- **Activity 1**
According to the passage on group I metabotropic glutamate receptors, which compound stimulates these receptors most strongly?
- **Activity 2**
Please extend the passage on group I metabotropic glutamate receptors, picking up after its final sentence.
[[ Document extract, beginning ]]
The mGluRs in group I, including mGluR1 and mGluR5, are stimulated most strongly by the excitatory amino acid analog L-quisqualic acid.[4][16] Stimulating the receptors causes the associated enzyme phospholipase C to hydrolyze phosphoinositide phospholipids in the cell's plasma membrane.[1][4][8] This leads to the formation of inositol 1,4,5-trisphosphate (IP3) and diacyl glycerol. Due to its hydrophilic character, IP3 can travel to the endoplasmic reticulum, where it induces, via fixation on its receptor, the opening of calcium channels increasing in this way the cytosolic calcium concentrations. The lipophilic diacylglycerol remains in the membrane, acting as a cofactor for the activation of protein kinase C.
[[ Document extract, end ]]
[[ Record excerpts, beginning ]]
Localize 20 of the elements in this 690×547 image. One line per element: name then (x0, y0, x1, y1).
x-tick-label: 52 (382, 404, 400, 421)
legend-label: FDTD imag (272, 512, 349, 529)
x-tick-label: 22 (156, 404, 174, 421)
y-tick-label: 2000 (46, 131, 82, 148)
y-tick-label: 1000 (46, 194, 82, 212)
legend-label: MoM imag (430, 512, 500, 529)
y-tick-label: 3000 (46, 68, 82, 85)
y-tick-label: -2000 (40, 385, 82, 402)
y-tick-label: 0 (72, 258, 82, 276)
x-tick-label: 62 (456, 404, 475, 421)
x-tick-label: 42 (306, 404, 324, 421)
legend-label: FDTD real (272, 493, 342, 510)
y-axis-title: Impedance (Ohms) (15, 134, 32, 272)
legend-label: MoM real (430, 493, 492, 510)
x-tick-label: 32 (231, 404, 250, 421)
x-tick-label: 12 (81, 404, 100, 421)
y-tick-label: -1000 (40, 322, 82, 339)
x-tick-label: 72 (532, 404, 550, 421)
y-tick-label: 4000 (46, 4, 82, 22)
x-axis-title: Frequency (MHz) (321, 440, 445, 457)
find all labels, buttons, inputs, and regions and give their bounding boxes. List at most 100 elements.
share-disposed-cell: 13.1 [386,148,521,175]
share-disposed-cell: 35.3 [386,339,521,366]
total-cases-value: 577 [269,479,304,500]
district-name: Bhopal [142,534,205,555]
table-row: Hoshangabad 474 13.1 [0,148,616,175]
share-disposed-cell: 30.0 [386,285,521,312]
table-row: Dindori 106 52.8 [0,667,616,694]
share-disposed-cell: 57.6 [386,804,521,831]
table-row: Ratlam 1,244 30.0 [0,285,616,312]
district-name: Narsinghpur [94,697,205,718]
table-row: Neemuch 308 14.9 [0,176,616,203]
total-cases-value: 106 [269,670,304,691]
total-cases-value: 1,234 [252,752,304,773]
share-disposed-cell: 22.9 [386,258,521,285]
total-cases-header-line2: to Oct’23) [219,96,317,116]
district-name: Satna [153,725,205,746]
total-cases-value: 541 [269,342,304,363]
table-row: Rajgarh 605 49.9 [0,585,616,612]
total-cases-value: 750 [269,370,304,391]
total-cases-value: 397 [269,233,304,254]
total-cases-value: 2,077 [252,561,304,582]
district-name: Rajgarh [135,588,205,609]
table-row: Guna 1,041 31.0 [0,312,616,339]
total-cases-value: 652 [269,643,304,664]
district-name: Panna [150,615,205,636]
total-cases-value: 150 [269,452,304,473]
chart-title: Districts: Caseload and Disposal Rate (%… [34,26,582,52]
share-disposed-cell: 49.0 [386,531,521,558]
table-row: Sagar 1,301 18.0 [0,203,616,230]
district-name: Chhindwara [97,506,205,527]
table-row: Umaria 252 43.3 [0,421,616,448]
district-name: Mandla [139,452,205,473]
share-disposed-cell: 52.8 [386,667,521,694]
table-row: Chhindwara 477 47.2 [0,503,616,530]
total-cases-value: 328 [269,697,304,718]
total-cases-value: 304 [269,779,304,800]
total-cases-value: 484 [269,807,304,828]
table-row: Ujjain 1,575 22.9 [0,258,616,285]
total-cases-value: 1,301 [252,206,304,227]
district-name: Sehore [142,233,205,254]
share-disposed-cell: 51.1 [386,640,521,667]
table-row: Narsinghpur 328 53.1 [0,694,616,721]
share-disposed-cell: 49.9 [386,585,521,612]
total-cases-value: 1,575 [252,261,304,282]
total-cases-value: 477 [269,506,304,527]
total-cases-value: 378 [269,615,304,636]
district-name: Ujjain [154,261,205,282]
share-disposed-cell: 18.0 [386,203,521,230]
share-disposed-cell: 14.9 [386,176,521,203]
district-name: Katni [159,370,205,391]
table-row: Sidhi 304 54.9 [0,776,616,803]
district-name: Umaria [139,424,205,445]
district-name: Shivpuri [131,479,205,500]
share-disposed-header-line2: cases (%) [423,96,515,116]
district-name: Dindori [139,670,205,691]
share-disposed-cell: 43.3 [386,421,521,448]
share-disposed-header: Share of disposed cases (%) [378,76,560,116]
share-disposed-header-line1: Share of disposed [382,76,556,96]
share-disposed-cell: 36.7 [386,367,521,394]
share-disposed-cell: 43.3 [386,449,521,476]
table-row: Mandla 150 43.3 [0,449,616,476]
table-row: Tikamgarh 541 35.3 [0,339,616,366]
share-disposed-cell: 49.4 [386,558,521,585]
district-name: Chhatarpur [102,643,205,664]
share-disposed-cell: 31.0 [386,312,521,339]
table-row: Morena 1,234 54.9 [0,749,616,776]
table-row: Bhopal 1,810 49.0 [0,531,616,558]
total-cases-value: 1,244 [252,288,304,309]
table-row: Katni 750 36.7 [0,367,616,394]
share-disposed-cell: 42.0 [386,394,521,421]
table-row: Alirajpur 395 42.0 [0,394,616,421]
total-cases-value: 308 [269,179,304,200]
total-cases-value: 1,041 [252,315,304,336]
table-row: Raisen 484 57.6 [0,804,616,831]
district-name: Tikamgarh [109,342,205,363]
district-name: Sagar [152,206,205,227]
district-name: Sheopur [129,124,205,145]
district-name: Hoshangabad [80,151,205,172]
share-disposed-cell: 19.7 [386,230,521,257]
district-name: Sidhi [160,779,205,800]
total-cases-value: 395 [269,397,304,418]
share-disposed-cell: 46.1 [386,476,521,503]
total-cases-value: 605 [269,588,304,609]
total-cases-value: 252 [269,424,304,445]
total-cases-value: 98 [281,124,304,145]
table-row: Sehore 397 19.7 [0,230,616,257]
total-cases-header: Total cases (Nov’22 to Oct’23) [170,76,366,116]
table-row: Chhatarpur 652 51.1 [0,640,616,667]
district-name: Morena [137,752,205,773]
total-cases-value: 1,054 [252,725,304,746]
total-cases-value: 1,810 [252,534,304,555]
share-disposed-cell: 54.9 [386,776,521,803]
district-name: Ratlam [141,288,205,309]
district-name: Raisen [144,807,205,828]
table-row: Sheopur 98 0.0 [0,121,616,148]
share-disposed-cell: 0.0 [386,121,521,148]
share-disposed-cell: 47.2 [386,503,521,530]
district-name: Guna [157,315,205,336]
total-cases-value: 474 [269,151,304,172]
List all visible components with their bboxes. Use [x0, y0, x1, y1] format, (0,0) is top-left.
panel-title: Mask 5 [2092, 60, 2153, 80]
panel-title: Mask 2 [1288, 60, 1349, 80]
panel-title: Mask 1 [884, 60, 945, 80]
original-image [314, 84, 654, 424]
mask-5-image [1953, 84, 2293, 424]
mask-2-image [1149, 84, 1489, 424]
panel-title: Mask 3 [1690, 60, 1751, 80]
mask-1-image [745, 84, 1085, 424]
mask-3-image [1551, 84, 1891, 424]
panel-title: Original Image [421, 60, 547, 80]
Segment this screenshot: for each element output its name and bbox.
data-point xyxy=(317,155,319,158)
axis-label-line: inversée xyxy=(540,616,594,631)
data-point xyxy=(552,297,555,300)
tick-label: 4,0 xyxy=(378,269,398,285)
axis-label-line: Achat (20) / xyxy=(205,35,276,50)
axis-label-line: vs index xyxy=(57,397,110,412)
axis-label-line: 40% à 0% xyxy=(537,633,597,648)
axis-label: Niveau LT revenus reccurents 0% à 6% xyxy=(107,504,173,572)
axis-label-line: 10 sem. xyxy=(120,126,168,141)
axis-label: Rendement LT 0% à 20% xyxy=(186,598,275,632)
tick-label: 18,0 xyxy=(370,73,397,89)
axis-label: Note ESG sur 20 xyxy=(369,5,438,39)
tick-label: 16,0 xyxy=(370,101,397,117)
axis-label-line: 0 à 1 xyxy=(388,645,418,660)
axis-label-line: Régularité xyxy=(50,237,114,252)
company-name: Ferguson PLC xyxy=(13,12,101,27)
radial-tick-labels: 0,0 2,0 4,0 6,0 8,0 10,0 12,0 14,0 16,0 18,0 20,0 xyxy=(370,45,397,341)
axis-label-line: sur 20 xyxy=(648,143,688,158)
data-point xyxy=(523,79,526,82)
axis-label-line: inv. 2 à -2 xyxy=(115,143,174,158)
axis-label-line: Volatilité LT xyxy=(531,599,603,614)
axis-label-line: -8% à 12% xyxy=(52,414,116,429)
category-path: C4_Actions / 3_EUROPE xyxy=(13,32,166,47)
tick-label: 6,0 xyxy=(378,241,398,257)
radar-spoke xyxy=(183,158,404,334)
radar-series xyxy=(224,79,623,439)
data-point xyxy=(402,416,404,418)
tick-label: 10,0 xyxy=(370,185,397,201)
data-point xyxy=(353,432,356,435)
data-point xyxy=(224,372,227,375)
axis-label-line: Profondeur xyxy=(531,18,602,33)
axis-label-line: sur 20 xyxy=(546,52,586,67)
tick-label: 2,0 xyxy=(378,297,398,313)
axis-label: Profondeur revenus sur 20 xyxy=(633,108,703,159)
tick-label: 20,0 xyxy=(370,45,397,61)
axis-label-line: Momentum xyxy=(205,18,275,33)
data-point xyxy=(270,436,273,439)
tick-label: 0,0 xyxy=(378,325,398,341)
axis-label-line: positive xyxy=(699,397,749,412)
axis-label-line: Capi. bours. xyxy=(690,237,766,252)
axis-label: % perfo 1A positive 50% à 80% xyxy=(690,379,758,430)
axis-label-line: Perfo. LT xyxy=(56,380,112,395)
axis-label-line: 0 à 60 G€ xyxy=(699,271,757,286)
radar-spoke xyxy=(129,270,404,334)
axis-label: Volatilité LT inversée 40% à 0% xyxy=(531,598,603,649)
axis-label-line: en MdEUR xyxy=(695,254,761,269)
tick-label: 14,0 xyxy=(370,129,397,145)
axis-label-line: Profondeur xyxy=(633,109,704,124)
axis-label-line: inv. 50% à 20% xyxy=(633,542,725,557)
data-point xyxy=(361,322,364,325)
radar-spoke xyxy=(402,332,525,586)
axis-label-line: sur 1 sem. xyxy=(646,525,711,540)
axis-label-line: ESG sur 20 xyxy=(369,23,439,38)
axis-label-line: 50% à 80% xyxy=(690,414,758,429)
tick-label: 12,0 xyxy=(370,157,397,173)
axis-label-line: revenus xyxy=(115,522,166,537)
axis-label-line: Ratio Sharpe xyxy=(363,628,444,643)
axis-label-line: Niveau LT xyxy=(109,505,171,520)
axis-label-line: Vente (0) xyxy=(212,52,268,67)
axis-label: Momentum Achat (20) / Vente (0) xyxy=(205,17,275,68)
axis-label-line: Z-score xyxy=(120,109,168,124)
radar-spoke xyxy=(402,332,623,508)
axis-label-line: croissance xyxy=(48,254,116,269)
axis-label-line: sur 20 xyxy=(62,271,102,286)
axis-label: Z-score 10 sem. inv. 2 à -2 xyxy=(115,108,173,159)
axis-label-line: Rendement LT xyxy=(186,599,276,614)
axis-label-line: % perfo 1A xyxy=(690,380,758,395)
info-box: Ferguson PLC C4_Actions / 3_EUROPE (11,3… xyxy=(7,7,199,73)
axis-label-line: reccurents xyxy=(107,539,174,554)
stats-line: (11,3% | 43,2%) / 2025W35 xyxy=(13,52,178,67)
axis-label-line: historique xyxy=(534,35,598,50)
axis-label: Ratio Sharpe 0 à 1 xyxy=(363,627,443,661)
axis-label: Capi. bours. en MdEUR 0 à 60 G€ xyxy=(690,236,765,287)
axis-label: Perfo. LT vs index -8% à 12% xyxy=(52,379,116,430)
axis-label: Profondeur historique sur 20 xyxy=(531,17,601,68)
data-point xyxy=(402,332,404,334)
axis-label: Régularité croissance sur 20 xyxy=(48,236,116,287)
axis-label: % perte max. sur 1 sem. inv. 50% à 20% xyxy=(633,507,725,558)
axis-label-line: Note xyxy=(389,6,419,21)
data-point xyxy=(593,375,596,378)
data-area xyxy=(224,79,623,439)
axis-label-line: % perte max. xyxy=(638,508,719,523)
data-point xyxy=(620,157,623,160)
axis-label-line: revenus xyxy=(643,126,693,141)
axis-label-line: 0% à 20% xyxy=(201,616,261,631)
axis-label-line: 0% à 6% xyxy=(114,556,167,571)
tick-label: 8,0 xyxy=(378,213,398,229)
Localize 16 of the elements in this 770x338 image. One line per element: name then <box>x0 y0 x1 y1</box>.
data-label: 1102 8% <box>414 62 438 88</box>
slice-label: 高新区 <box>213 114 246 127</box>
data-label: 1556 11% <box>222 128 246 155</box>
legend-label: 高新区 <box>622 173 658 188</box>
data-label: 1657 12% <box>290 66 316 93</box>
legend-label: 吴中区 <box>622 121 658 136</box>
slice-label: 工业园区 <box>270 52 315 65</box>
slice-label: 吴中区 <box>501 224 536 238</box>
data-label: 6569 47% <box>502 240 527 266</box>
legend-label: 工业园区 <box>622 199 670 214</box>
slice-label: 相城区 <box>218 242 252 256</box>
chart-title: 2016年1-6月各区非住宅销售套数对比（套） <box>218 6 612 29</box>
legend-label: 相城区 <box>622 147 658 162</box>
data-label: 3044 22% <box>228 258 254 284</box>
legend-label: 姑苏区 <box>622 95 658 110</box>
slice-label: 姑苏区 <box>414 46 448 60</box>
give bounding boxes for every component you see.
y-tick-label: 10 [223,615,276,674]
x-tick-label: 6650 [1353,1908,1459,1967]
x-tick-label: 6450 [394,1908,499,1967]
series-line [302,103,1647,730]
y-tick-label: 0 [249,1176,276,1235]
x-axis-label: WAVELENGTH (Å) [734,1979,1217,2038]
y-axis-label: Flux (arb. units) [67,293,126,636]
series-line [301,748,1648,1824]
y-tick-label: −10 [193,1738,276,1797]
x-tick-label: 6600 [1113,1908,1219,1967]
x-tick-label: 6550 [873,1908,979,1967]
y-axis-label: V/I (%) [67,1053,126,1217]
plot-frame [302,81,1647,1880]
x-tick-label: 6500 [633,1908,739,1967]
[[ Record excerpts, end ]]
- **Task response 1**
L-quisqualic acid, an excitatory amino acid analog.

- **Task response 2**
These receptors are also associated with Na+ and K+ channels.[4] Their action can be excitatory, increasing conductance, causing more glutamate to be released from the presynaptic cell, but they also increase inhibitory postsynaptic potentials, or IPSPs.[4] They can also inhibit glutamate release and can modulate voltage-dependent calcium channels.[8]

Group I mGluRs, but not other groups, are activated by 3,5-dihydroxyphenylglycine (DHPG),[14] a fact that is useful to experimenters because it allows them to isolate and identify them.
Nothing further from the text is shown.